▶ _Instructions to follow_: Wherever the string "title" appears in the listing, copy that line.

Stored items
——————
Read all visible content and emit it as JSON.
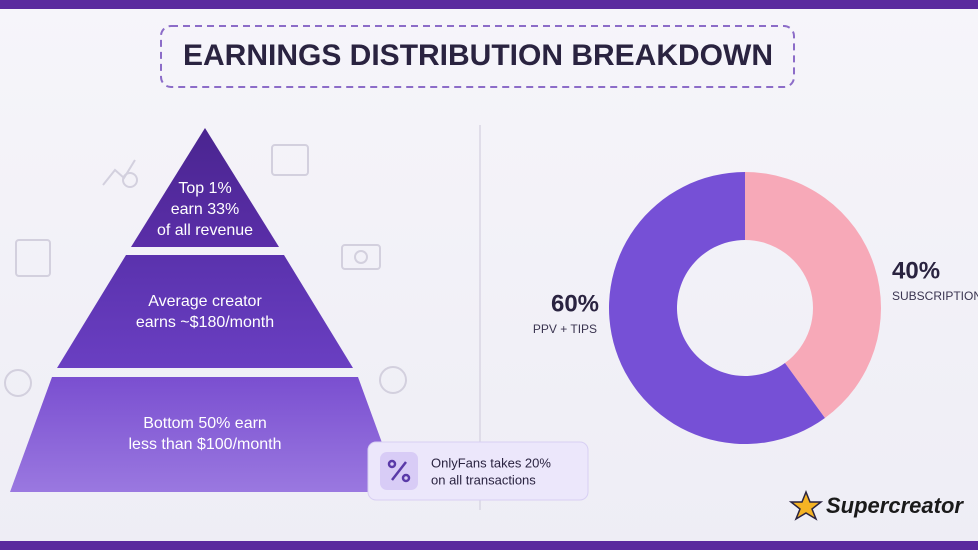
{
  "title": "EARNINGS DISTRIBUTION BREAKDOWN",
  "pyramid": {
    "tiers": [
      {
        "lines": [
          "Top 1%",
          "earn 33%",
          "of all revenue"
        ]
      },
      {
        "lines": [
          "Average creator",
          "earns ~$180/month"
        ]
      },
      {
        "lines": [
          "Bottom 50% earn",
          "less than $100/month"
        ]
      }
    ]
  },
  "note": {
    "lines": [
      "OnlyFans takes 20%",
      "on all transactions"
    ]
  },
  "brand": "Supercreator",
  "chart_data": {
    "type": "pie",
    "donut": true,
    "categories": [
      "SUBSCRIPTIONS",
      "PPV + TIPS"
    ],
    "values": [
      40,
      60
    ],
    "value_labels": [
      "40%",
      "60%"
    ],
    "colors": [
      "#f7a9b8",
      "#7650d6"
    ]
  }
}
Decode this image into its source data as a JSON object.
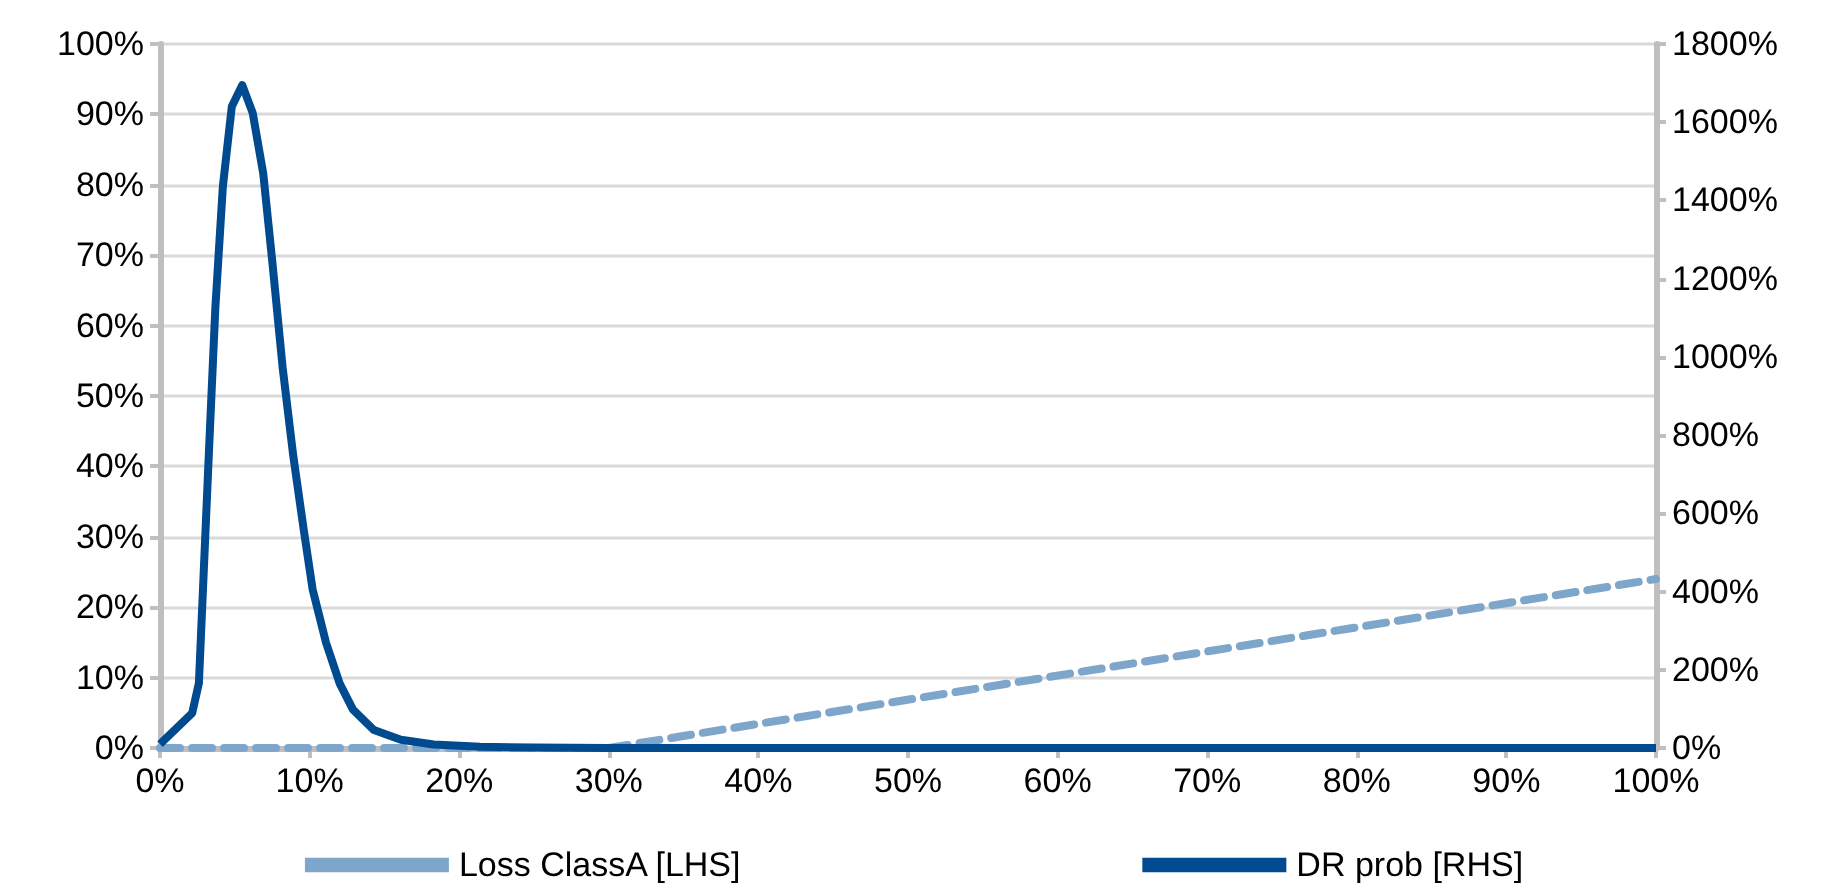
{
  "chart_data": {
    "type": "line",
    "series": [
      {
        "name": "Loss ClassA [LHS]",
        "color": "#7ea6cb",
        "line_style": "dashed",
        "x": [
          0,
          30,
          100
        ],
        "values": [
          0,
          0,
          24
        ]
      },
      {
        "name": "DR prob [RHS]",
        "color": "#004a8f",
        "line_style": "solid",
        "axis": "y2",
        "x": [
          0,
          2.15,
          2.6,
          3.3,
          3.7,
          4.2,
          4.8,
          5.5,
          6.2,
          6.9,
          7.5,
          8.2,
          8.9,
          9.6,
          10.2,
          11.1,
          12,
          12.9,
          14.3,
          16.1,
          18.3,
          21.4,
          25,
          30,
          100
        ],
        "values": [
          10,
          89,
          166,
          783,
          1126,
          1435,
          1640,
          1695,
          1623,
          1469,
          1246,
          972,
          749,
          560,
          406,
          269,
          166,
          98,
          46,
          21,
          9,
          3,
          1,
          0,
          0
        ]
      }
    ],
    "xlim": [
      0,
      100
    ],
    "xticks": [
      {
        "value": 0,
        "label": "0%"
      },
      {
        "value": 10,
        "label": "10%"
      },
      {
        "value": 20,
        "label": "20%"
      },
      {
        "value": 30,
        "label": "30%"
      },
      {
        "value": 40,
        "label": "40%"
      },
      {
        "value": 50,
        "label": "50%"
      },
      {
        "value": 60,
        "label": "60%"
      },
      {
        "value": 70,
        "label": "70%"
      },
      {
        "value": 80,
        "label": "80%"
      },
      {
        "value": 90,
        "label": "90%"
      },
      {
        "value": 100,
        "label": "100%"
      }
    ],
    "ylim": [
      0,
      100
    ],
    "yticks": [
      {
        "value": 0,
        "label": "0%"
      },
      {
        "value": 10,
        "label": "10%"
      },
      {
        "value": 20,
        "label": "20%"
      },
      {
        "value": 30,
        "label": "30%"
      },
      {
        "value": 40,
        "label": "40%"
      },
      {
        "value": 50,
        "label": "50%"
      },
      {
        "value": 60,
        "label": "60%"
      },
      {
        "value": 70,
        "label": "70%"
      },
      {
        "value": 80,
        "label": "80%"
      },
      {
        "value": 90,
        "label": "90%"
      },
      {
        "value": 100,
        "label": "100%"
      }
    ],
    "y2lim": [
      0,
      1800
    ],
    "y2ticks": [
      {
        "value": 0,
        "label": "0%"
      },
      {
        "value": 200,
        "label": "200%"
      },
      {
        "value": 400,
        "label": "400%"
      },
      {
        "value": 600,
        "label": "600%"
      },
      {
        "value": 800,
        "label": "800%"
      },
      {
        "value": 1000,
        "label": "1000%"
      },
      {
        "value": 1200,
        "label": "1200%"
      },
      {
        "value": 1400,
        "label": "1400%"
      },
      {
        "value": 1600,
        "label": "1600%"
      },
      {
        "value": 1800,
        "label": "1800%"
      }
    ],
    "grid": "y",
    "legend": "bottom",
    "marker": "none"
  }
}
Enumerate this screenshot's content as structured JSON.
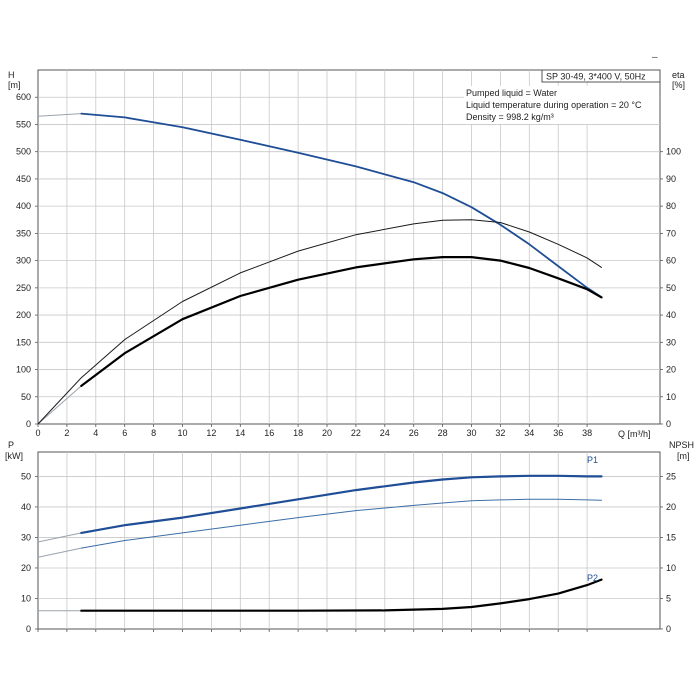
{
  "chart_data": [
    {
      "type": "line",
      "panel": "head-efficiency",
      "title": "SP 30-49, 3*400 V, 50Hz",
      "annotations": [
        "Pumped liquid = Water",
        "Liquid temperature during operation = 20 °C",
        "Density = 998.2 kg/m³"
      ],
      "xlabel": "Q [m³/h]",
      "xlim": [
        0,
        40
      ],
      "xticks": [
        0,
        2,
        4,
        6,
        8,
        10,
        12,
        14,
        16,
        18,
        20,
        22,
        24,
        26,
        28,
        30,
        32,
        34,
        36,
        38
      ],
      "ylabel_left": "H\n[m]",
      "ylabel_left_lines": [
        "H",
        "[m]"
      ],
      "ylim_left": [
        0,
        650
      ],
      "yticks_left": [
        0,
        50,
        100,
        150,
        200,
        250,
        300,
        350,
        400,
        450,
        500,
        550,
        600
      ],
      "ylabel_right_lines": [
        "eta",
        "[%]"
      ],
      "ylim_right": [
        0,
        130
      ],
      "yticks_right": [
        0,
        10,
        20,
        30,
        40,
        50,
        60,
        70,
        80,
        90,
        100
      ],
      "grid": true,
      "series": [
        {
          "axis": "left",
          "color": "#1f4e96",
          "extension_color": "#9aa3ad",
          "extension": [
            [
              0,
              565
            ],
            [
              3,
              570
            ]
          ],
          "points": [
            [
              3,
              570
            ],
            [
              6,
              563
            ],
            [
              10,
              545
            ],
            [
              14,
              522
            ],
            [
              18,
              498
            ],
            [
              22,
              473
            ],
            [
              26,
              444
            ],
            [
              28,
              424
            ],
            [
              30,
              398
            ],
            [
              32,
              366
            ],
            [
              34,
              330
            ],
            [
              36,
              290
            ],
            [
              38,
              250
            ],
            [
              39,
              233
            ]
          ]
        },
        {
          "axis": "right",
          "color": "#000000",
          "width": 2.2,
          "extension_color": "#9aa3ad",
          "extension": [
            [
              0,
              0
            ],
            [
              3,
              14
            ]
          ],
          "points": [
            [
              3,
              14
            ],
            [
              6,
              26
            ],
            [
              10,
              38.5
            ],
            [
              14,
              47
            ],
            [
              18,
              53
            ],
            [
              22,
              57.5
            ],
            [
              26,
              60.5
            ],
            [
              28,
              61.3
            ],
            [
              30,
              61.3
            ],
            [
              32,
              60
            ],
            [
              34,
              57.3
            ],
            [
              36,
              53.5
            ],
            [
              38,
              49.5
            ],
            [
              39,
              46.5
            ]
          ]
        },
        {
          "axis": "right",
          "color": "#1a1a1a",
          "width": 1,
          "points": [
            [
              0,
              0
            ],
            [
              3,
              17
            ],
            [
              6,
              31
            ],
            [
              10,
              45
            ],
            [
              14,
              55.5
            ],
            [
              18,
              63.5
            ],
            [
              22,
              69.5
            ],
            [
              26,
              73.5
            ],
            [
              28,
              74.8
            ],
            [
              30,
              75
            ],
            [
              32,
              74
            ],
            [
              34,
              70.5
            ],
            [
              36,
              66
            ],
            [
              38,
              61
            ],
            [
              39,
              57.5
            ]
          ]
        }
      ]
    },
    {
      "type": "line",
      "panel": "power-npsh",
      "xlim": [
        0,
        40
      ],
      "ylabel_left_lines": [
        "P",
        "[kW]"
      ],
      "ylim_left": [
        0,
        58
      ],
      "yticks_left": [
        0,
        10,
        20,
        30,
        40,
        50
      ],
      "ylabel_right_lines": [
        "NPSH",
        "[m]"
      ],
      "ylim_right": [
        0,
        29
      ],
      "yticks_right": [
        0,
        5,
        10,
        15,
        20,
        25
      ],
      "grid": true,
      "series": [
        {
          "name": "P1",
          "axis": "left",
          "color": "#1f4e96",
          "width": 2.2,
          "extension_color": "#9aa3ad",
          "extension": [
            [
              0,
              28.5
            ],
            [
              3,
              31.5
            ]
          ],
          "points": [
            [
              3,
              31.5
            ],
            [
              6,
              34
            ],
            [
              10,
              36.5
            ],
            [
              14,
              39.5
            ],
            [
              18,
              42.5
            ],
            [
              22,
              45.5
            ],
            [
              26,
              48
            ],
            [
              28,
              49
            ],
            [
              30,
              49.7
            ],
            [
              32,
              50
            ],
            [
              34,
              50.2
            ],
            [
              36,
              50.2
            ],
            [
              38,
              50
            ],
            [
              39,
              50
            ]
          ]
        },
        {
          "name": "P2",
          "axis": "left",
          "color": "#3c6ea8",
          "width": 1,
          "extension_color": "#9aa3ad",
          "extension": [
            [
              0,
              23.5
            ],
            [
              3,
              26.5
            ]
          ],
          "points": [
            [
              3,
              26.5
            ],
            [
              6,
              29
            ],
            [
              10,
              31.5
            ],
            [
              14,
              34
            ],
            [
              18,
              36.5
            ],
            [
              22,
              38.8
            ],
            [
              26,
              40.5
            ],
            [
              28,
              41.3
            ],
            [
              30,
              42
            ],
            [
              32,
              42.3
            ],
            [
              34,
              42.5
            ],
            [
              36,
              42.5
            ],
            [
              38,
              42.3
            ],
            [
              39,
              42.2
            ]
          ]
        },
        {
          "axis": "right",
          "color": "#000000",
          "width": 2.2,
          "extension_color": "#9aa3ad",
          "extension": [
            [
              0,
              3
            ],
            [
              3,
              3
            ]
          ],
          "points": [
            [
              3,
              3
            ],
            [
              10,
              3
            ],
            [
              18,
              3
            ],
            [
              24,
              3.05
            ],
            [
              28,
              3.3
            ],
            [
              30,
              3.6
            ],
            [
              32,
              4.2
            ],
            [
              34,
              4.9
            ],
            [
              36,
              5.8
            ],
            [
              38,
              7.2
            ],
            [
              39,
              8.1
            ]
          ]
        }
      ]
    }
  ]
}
——————
▶ _Solution for this exercise_:
  "title": "EARNINGS DISTRIBUTION BREAKDOWN",
      "title": "SP 30-49, 3*400 V, 50Hz",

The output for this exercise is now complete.